-- Input records start --

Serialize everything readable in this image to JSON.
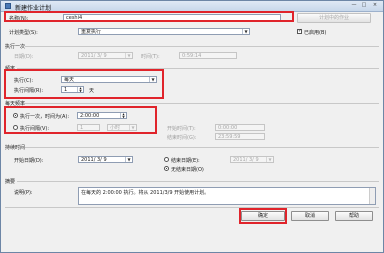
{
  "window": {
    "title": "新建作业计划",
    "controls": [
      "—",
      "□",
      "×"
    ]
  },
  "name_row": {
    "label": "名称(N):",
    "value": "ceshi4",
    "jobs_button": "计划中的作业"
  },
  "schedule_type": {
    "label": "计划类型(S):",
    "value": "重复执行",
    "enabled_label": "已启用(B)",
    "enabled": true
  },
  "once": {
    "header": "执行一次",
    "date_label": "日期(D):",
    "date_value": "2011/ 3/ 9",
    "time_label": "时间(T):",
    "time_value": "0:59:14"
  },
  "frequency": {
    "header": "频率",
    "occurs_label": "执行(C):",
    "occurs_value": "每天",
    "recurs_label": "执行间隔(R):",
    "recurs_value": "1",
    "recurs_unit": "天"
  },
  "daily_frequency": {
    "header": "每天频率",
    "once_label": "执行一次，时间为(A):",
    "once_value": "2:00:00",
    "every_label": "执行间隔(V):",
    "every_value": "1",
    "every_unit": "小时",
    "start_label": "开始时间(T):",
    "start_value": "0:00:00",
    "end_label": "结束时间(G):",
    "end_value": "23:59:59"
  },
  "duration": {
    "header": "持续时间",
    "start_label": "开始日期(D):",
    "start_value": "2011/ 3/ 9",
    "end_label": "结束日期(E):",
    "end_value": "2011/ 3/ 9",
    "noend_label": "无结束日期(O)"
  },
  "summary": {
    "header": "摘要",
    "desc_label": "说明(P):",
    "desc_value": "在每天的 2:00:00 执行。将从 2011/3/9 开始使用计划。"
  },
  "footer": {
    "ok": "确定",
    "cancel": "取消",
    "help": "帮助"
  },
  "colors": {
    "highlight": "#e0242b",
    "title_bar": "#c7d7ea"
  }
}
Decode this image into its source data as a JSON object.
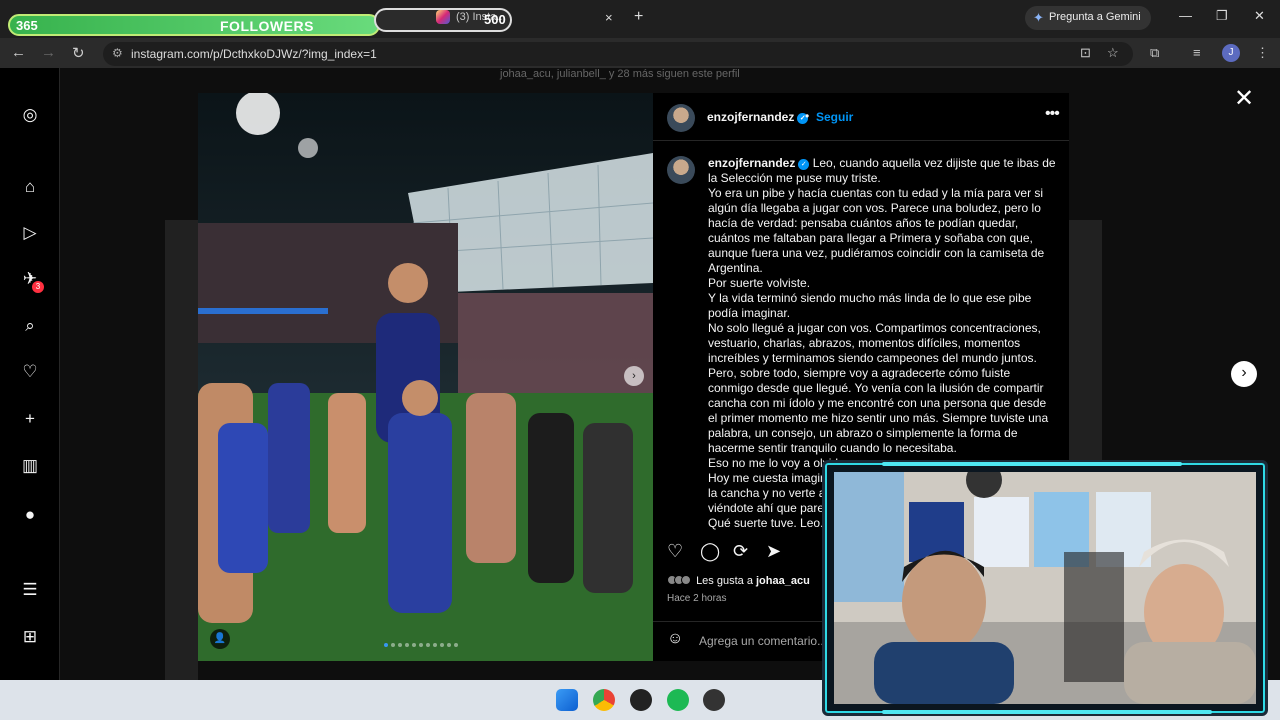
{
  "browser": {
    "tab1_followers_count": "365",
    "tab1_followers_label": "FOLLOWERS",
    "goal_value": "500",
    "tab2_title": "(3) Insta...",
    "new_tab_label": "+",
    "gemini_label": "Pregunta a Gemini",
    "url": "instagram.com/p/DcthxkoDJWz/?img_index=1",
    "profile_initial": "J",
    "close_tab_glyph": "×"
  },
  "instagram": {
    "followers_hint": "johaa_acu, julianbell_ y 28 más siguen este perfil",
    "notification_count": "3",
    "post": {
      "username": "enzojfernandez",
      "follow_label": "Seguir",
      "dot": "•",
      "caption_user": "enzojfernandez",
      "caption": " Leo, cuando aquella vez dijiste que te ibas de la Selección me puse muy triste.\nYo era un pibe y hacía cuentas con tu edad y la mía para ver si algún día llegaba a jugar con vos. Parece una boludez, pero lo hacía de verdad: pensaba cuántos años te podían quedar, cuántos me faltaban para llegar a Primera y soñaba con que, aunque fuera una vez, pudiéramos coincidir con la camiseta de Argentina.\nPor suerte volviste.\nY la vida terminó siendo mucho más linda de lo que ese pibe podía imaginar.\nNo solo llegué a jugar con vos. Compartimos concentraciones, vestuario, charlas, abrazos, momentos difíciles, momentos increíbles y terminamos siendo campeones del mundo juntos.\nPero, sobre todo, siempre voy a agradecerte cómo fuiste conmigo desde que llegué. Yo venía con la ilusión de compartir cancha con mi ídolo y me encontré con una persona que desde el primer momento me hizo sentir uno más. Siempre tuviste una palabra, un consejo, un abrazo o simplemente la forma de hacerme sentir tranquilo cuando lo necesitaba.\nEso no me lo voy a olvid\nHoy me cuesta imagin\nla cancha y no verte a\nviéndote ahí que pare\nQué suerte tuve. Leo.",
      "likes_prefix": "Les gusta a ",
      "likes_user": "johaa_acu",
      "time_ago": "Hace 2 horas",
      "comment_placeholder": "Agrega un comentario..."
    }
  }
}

-- Input records end --

-- Exercise goal --
Print every entry above again without changing a word, and omit the pictures.

-- Task response --
Serialize everything readable in this image to JSON.
{
  "window": {
    "title": "新建作业计划",
    "controls": [
      "—",
      "□",
      "×"
    ]
  },
  "name_row": {
    "label": "名称(N):",
    "value": "ceshi4",
    "jobs_button": "计划中的作业"
  },
  "schedule_type": {
    "label": "计划类型(S):",
    "value": "重复执行",
    "enabled_label": "已启用(B)",
    "enabled": true
  },
  "once": {
    "header": "执行一次",
    "date_label": "日期(D):",
    "date_value": "2011/ 3/ 9",
    "time_label": "时间(T):",
    "time_value": "0:59:14"
  },
  "frequency": {
    "header": "频率",
    "occurs_label": "执行(C):",
    "occurs_value": "每天",
    "recurs_label": "执行间隔(R):",
    "recurs_value": "1",
    "recurs_unit": "天"
  },
  "daily_frequency": {
    "header": "每天频率",
    "once_label": "执行一次，时间为(A):",
    "once_value": "2:00:00",
    "every_label": "执行间隔(V):",
    "every_value": "1",
    "every_unit": "小时",
    "start_label": "开始时间(T):",
    "start_value": "0:00:00",
    "end_label": "结束时间(G):",
    "end_value": "23:59:59"
  },
  "duration": {
    "header": "持续时间",
    "start_label": "开始日期(D):",
    "start_value": "2011/ 3/ 9",
    "end_label": "结束日期(E):",
    "end_value": "2011/ 3/ 9",
    "noend_label": "无结束日期(O)"
  },
  "summary": {
    "header": "摘要",
    "desc_label": "说明(P):",
    "desc_value": "在每天的 2:00:00 执行。将从 2011/3/9 开始使用计划。"
  },
  "footer": {
    "ok": "确定",
    "cancel": "取消",
    "help": "帮助"
  },
  "colors": {
    "highlight": "#e0242b",
    "title_bar": "#c7d7ea"
  }
}
Decode this image into its source data as a JSON object.
{
  "browser": {
    "tab1_followers_count": "365",
    "tab1_followers_label": "FOLLOWERS",
    "goal_value": "500",
    "tab2_title": "(3) Insta...",
    "new_tab_label": "+",
    "gemini_label": "Pregunta a Gemini",
    "url": "instagram.com/p/DcthxkoDJWz/?img_index=1",
    "profile_initial": "J",
    "close_tab_glyph": "×"
  },
  "instagram": {
    "followers_hint": "johaa_acu, julianbell_ y 28 más siguen este perfil",
    "notification_count": "3",
    "post": {
      "username": "enzojfernandez",
      "follow_label": "Seguir",
      "dot": "•",
      "caption_user": "enzojfernandez",
      "caption": " Leo, cuando aquella vez dijiste que te ibas de la Selección me puse muy triste.\nYo era un pibe y hacía cuentas con tu edad y la mía para ver si algún día llegaba a jugar con vos. Parece una boludez, pero lo hacía de verdad: pensaba cuántos años te podían quedar, cuántos me faltaban para llegar a Primera y soñaba con que, aunque fuera una vez, pudiéramos coincidir con la camiseta de Argentina.\nPor suerte volviste.\nY la vida terminó siendo mucho más linda de lo que ese pibe podía imaginar.\nNo solo llegué a jugar con vos. Compartimos concentraciones, vestuario, charlas, abrazos, momentos difíciles, momentos increíbles y terminamos siendo campeones del mundo juntos.\nPero, sobre todo, siempre voy a agradecerte cómo fuiste conmigo desde que llegué. Yo venía con la ilusión de compartir cancha con mi ídolo y me encontré con una persona que desde el primer momento me hizo sentir uno más. Siempre tuviste una palabra, un consejo, un abrazo o simplemente la forma de hacerme sentir tranquilo cuando lo necesitaba.\nEso no me lo voy a olvid\nHoy me cuesta imagin\nla cancha y no verte a\nviéndote ahí que pare\nQué suerte tuve. Leo.",
      "likes_prefix": "Les gusta a ",
      "likes_user": "johaa_acu",
      "time_ago": "Hace 2 horas",
      "comment_placeholder": "Agrega un comentario..."
    }
  }
}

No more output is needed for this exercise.